(Data entries)
☆ ☆ ☆ ☆ ☆

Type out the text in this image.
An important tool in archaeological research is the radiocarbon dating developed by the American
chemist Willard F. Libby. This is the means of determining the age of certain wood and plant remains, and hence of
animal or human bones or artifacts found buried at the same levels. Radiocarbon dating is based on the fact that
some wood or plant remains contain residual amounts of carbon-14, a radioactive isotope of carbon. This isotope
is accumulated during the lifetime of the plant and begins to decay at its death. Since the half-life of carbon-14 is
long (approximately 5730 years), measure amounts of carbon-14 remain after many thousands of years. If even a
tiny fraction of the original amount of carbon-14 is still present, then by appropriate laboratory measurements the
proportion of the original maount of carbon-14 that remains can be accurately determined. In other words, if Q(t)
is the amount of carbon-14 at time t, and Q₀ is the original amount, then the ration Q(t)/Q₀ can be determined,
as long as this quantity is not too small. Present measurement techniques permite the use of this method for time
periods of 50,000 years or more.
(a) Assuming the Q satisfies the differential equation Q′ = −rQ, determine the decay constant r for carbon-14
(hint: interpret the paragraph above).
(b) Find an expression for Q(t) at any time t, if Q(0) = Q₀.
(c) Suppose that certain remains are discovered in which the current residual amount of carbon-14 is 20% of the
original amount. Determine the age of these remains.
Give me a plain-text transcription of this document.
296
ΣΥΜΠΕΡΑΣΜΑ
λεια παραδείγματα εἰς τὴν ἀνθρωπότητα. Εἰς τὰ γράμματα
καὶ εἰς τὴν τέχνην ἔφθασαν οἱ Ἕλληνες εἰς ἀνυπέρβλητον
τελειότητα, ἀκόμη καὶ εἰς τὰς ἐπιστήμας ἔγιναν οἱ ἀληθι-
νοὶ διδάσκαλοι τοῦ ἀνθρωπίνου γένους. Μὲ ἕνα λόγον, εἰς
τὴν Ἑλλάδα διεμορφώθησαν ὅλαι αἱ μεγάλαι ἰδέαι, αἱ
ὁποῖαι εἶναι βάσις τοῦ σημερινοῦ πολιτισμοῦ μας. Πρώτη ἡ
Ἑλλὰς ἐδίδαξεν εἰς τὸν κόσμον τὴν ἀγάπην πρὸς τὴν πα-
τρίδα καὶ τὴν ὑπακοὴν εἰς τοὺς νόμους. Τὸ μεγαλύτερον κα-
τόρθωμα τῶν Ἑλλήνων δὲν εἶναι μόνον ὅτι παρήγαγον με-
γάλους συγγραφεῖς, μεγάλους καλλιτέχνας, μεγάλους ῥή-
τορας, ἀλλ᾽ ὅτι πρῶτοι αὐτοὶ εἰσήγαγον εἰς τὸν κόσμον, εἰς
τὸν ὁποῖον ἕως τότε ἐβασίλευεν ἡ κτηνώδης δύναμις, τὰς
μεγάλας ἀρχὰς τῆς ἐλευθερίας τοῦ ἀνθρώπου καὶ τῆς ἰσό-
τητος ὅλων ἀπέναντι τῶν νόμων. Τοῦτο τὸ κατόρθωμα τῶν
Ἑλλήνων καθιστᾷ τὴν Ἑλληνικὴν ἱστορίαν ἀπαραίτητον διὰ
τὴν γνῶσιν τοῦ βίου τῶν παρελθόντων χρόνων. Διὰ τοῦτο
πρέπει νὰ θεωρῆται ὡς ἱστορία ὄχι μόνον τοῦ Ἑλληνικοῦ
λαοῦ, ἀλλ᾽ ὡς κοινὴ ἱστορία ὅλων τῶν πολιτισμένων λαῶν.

☆ ☆ ☆ ☆ ☆

**Problem**
From the data, pick out every line that includes "wood".

**Exercise response**
chemist Willard F. Libby. This is the means of determining the age of certain wood and plant remains, and hence of
some wood or plant remains contain residual amounts of carbon-14, a radioactive isotope of carbon. This isotope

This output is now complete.